- Exercise objective -
Set all the material down again unchanged, without the pictures.

- The records -
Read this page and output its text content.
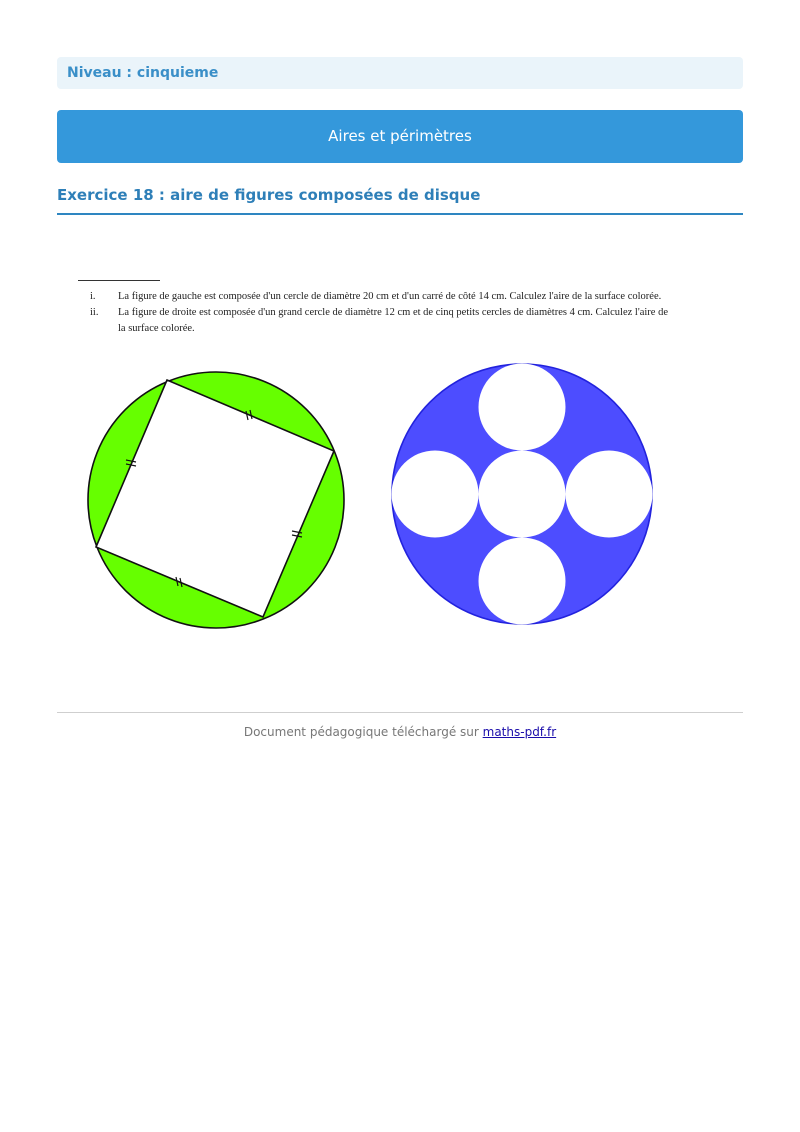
Niveau : cinquieme
Aires et périmètres
Exercice 18 : aire de figures composées de disque
i.	La figure de gauche est composée d'un cercle de diamètre 20 cm et d'un carré de côté 14 cm. Calculez l'aire de la surface colorée.
ii.	La figure de droite est composée d'un grand cercle de diamètre 12 cm et de cinq petits cercles de diamètres 4 cm. Calculez l'aire de la surface colorée.
Document pédagogique téléchargé sur maths-pdf.fr
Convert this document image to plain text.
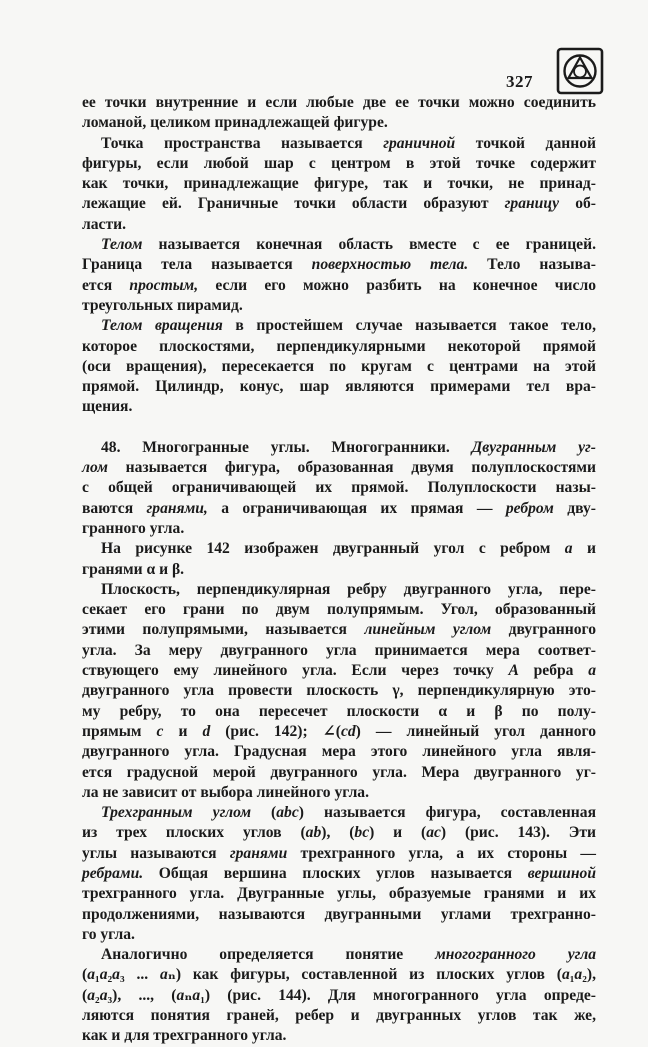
327
ее точки внутренние и если любые две ее точки можно соединить
ломаной, целиком принадлежащей фигуре.
Точка пространства называется граничной точкой данной
фигуры, если любой шар с центром в этой точке содержит
как точки, принадлежащие фигуре, так и точки, не принад-
лежащие ей. Граничные точки области образуют границу об-
ласти.
Телом называется конечная область вместе с ее границей.
Граница тела называется поверхностью тела. Тело называ-
ется простым, если его можно разбить на конечное число
треугольных пирамид.
Телом вращения в простейшем случае называется такое тело,
которое плоскостями, перпендикулярными некоторой прямой
(оси вращения), пересекается по кругам с центрами на этой
прямой. Цилиндр, конус, шар являются примерами тел вра-
щения.
48. Многогранные углы. Многогранники. Двугранным уг-
лом называется фигура, образованная двумя полуплоскостями
с общей ограничивающей их прямой. Полуплоскости назы-
ваются гранями, а ограничивающая их прямая — ребром дву-
гранного угла.
На рисунке 142 изображен двугранный угол с ребром a и
гранями α и β.
Плоскость, перпендикулярная ребру двугранного угла, пере-
секает его грани по двум полупрямым. Угол, образованный
этими полупрямыми, называется линейным углом двугранного
угла. За меру двугранного угла принимается мера соответ-
ствующего ему линейного угла. Если через точку A ребра a
двугранного угла провести плоскость γ, перпендикулярную это-
му ребру, то она пересечет плоскости α и β по полу-
прямым c и d (рис. 142); ∠(cd) — линейный угол данного
двугранного угла. Градусная мера этого линейного угла явля-
ется градусной мерой двугранного угла. Мера двугранного уг-
ла не зависит от выбора линейного угла.
Трехгранным углом (abc) называется фигура, составленная
из трех плоских углов (ab), (bc) и (ac) (рис. 143). Эти
углы называются гранями трехгранного угла, а их стороны —
ребрами. Общая вершина плоских углов называется вершиной
трехгранного угла. Двугранные углы, образуемые гранями и их
продолжениями, называются двугранными углами трехгранно-
го угла.
Аналогично определяется понятие многогранного угла
(a₁a₂a₃ ... aₙ) как фигуры, составленной из плоских углов (a₁a₂),
(a₂a₃), ..., (aₙa₁) (рис. 144). Для многогранного угла опреде-
ляются понятия граней, ребер и двугранных углов так же,
как и для трехгранного угла.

- Answer below -
Read this page and output its text content.
Niveau : cinquieme
Aires et périmètres
Exercice 18 : aire de figures composées de disque
i.	La figure de gauche est composée d'un cercle de diamètre 20 cm et d'un carré de côté 14 cm. Calculez l'aire de la surface colorée.
ii.	La figure de droite est composée d'un grand cercle de diamètre 12 cm et de cinq petits cercles de diamètres 4 cm. Calculez l'aire de la surface colorée.
Document pédagogique téléchargé sur maths-pdf.fr
Convert this document image to plain text.
327
ее точки внутренние и если любые две ее точки можно соединить
ломаной, целиком принадлежащей фигуре.
Точка пространства называется граничной точкой данной
фигуры, если любой шар с центром в этой точке содержит
как точки, принадлежащие фигуре, так и точки, не принад-
лежащие ей. Граничные точки области образуют границу об-
ласти.
Телом называется конечная область вместе с ее границей.
Граница тела называется поверхностью тела. Тело называ-
ется простым, если его можно разбить на конечное число
треугольных пирамид.
Телом вращения в простейшем случае называется такое тело,
которое плоскостями, перпендикулярными некоторой прямой
(оси вращения), пересекается по кругам с центрами на этой
прямой. Цилиндр, конус, шар являются примерами тел вра-
щения.
48. Многогранные углы. Многогранники. Двугранным уг-
лом называется фигура, образованная двумя полуплоскостями
с общей ограничивающей их прямой. Полуплоскости назы-
ваются гранями, а ограничивающая их прямая — ребром дву-
гранного угла.
На рисунке 142 изображен двугранный угол с ребром a и
гранями α и β.
Плоскость, перпендикулярная ребру двугранного угла, пере-
секает его грани по двум полупрямым. Угол, образованный
этими полупрямыми, называется линейным углом двугранного
угла. За меру двугранного угла принимается мера соответ-
ствующего ему линейного угла. Если через точку A ребра a
двугранного угла провести плоскость γ, перпендикулярную это-
му ребру, то она пересечет плоскости α и β по полу-
прямым c и d (рис. 142); ∠(cd) — линейный угол данного
двугранного угла. Градусная мера этого линейного угла явля-
ется градусной мерой двугранного угла. Мера двугранного уг-
ла не зависит от выбора линейного угла.
Трехгранным углом (abc) называется фигура, составленная
из трех плоских углов (ab), (bc) и (ac) (рис. 143). Эти
углы называются гранями трехгранного угла, а их стороны —
ребрами. Общая вершина плоских углов называется вершиной
трехгранного угла. Двугранные углы, образуемые гранями и их
продолжениями, называются двугранными углами трехгранно-
го угла.
Аналогично определяется понятие многогранного угла
(a₁a₂a₃ ... aₙ) как фигуры, составленной из плоских углов (a₁a₂),
(a₂a₃), ..., (aₙa₁) (рис. 144). Для многогранного угла опреде-
ляются понятия граней, ребер и двугранных углов так же,
как и для трехгранного угла.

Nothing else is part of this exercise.